### [Exercise prompt]
Reproduce the records. Keep every word exact and include no images.

### [Given data]
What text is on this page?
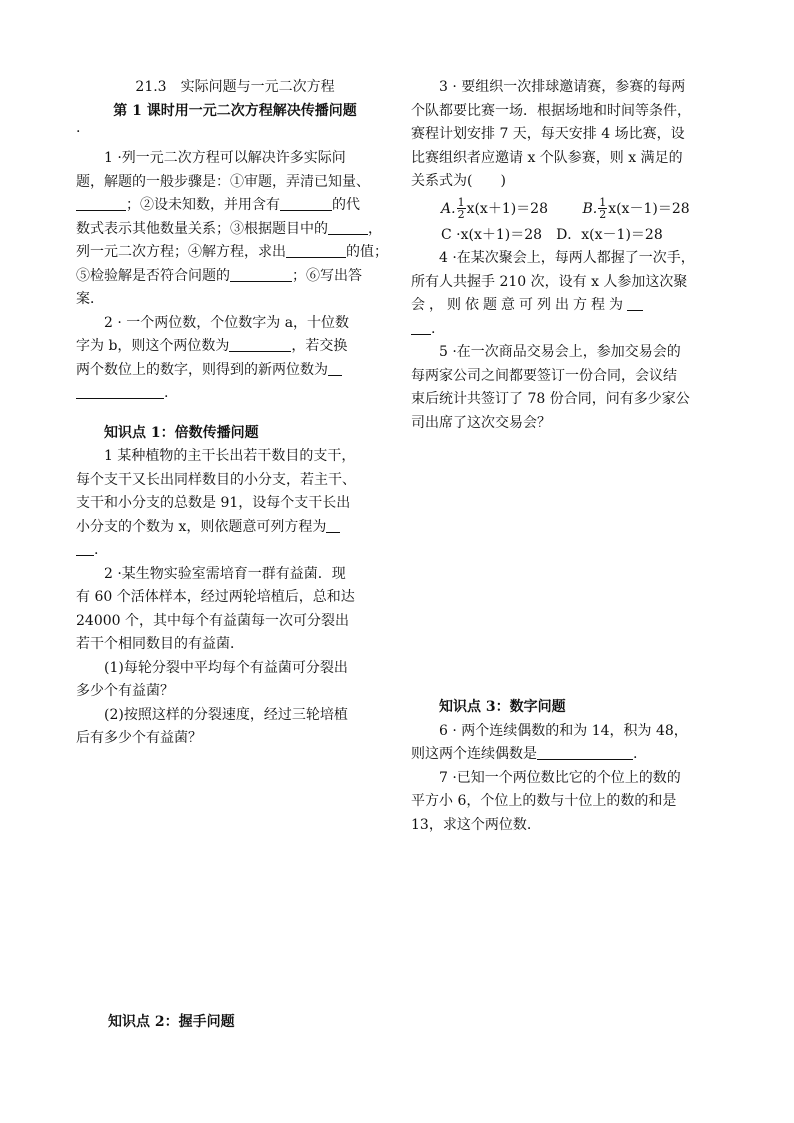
21.3　实际问题与一元二次方程

第 1 课时用一元二次方程解决传播问题

.

1 ·列一元二次方程可以解决许多实际问

题，解题的一般步骤是：①审题，弄清已知量、

；②设未知数，并用含有	的代

数式表示其他数量关系；③根据题目中的	，

列一元二次方程；④解方程，求出	的值；

⑤检验解是否符合问题的	；⑥写出答

案．

2 · 一个两位数，个位数字为 a，十位数

字为 b，则这个两位数为	，若交换

两个数位上的数字，则得到的新两位数为

.

知识点 1：倍数传播问题

1 某种植物的主干长出若干数目的支干，

每个支干又长出同样数目的小分支，若主干、

支干和小分支的总数是 91，设每个支干长出

小分支的个数为 x，则依题意可列方程为

.

2 ·某生物实验室需培育一群有益菌．现

有 60 个活体样本，经过两轮培植后，总和达

24000 个，其中每个有益菌每一次可分裂出

若干个相同数目的有益菌．

(1)每轮分裂中平均每个有益菌可分裂出

多少个有益菌？

(2)按照这样的分裂速度，经过三轮培植

后有多少个有益菌？

知识点 2：握手问题

3 · 要组织一次排球邀请赛，参赛的每两

个队都要比赛一场．根据场地和时间等条件，

赛程计划安排 7 天，每天安排 4 场比赛，设

比赛组织者应邀请 x 个队参赛，则 x 满足的

关系式为(　　)

A. $\frac{1}{2} x(x+1)=28$ B. $\frac{1}{2} x(x-1)=28$
C ·x(x＋1)＝28 D．x(x－1)＝28

4 ·在某次聚会上，每两人都握了一次手，

所有人共握手 210 次，设有 x 人参加这次聚

会，则依题意可列出方程为

.

5 ·在一次商品交易会上，参加交易会的

每两家公司之间都要签订一份合同，会议结

束后统计共签订了 78 份合同，问有多少家公

司出席了这次交易会？

知识点 3：数字问题

6 · 两个连续偶数的和为 14，积为 48，

则这两个连续偶数是	.

7 ·已知一个两位数比它的个位上的数的

平方小 6，个位上的数与十位上的数的和是

13，求这个两位数.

### [Finished answer]
What text is on this page?
21.3　实际问题与一元二次方程

第 1 课时用一元二次方程解决传播问题

.

1 ·列一元二次方程可以解决许多实际问

题，解题的一般步骤是：①审题，弄清已知量、

；②设未知数，并用含有	的代

数式表示其他数量关系；③根据题目中的	，

列一元二次方程；④解方程，求出	的值；

⑤检验解是否符合问题的	；⑥写出答

案．

2 · 一个两位数，个位数字为 a，十位数

字为 b，则这个两位数为	，若交换

两个数位上的数字，则得到的新两位数为

.

知识点 1：倍数传播问题

1 某种植物的主干长出若干数目的支干，

每个支干又长出同样数目的小分支，若主干、

支干和小分支的总数是 91，设每个支干长出

小分支的个数为 x，则依题意可列方程为

.

2 ·某生物实验室需培育一群有益菌．现

有 60 个活体样本，经过两轮培植后，总和达

24000 个，其中每个有益菌每一次可分裂出

若干个相同数目的有益菌．

(1)每轮分裂中平均每个有益菌可分裂出

多少个有益菌？

(2)按照这样的分裂速度，经过三轮培植

后有多少个有益菌？

知识点 2：握手问题

3 · 要组织一次排球邀请赛，参赛的每两

个队都要比赛一场．根据场地和时间等条件，

赛程计划安排 7 天，每天安排 4 场比赛，设

比赛组织者应邀请 x 个队参赛，则 x 满足的

关系式为(　　)

A. $\frac{1}{2} x(x+1)=28$ B. $\frac{1}{2} x(x-1)=28$
C ·x(x＋1)＝28 D．x(x－1)＝28

4 ·在某次聚会上，每两人都握了一次手，

所有人共握手 210 次，设有 x 人参加这次聚

会，则依题意可列出方程为

.

5 ·在一次商品交易会上，参加交易会的

每两家公司之间都要签订一份合同，会议结

束后统计共签订了 78 份合同，问有多少家公

司出席了这次交易会？

知识点 3：数字问题

6 · 两个连续偶数的和为 14，积为 48，

则这两个连续偶数是	.

7 ·已知一个两位数比它的个位上的数的

平方小 6，个位上的数与十位上的数的和是

13，求这个两位数.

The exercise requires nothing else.